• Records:
···

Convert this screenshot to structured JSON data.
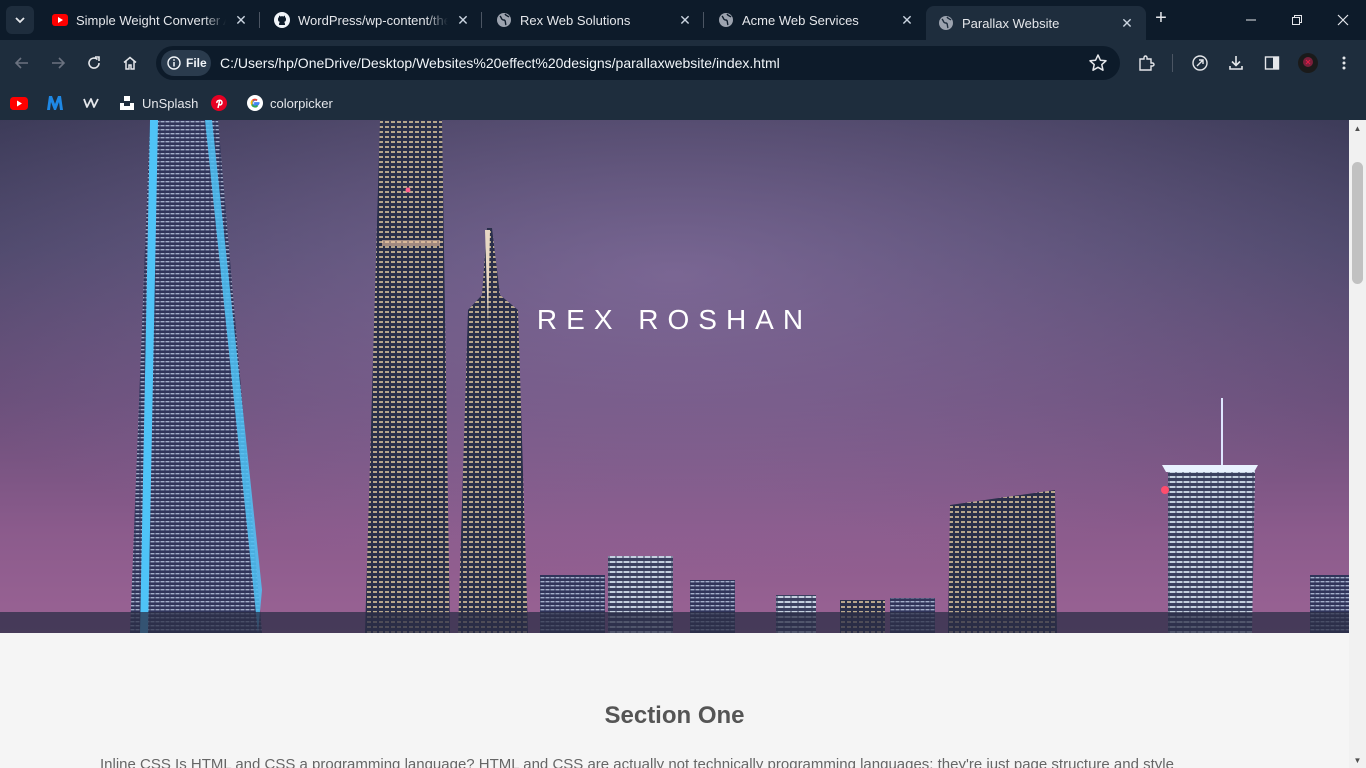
{
  "browser": {
    "tabs": [
      {
        "title": "Simple Weight Converter Ap",
        "favicon": "youtube-icon",
        "active": false
      },
      {
        "title": "WordPress/wp-content/them",
        "favicon": "github-icon",
        "active": false
      },
      {
        "title": "Rex Web Solutions",
        "favicon": "globe-icon",
        "active": false
      },
      {
        "title": "Acme Web Services",
        "favicon": "globe-icon",
        "active": false
      },
      {
        "title": "Parallax Website",
        "favicon": "globe-icon",
        "active": true
      }
    ],
    "close_glyph": "✕",
    "new_tab_glyph": "+",
    "address": {
      "chip_label": "File",
      "url": "C:/Users/hp/OneDrive/Desktop/Websites%20effect%20designs/parallaxwebsite/index.html"
    },
    "bookmarks": [
      {
        "label": "",
        "icon": "youtube-icon"
      },
      {
        "label": "",
        "icon": "m-logo-icon"
      },
      {
        "label": "",
        "icon": "webflow-icon"
      },
      {
        "label": "UnSplash",
        "icon": "unsplash-icon"
      },
      {
        "label": "",
        "icon": "pinterest-icon"
      },
      {
        "label": "colorpicker",
        "icon": "google-icon"
      }
    ],
    "colors": {
      "frame": "#0d1b2a",
      "toolbar": "#1e2d3d",
      "youtube_red": "#ff0000",
      "pinterest_red": "#e60023",
      "m_blue": "#1e88e5"
    }
  },
  "page": {
    "hero_title": "REX ROSHAN",
    "section_title": "Section One",
    "section_text": "Inline CSS Is HTML and CSS a programming language? HTML and CSS are actually not technically programming languages; they're just page structure and style"
  }
}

···

• WHAT IS BEING ASKED: Reproduce every record above exactly, omitting the pictures.

• ANSWER TO THIS TASK:
Convert this screenshot to structured JSON data.
{
  "browser": {
    "tabs": [
      {
        "title": "Simple Weight Converter Ap",
        "favicon": "youtube-icon",
        "active": false
      },
      {
        "title": "WordPress/wp-content/them",
        "favicon": "github-icon",
        "active": false
      },
      {
        "title": "Rex Web Solutions",
        "favicon": "globe-icon",
        "active": false
      },
      {
        "title": "Acme Web Services",
        "favicon": "globe-icon",
        "active": false
      },
      {
        "title": "Parallax Website",
        "favicon": "globe-icon",
        "active": true
      }
    ],
    "close_glyph": "✕",
    "new_tab_glyph": "+",
    "address": {
      "chip_label": "File",
      "url": "C:/Users/hp/OneDrive/Desktop/Websites%20effect%20designs/parallaxwebsite/index.html"
    },
    "bookmarks": [
      {
        "label": "",
        "icon": "youtube-icon"
      },
      {
        "label": "",
        "icon": "m-logo-icon"
      },
      {
        "label": "",
        "icon": "webflow-icon"
      },
      {
        "label": "UnSplash",
        "icon": "unsplash-icon"
      },
      {
        "label": "",
        "icon": "pinterest-icon"
      },
      {
        "label": "colorpicker",
        "icon": "google-icon"
      }
    ],
    "colors": {
      "frame": "#0d1b2a",
      "toolbar": "#1e2d3d",
      "youtube_red": "#ff0000",
      "pinterest_red": "#e60023",
      "m_blue": "#1e88e5"
    }
  },
  "page": {
    "hero_title": "REX ROSHAN",
    "section_title": "Section One",
    "section_text": "Inline CSS Is HTML and CSS a programming language? HTML and CSS are actually not technically programming languages; they're just page structure and style"
  }
}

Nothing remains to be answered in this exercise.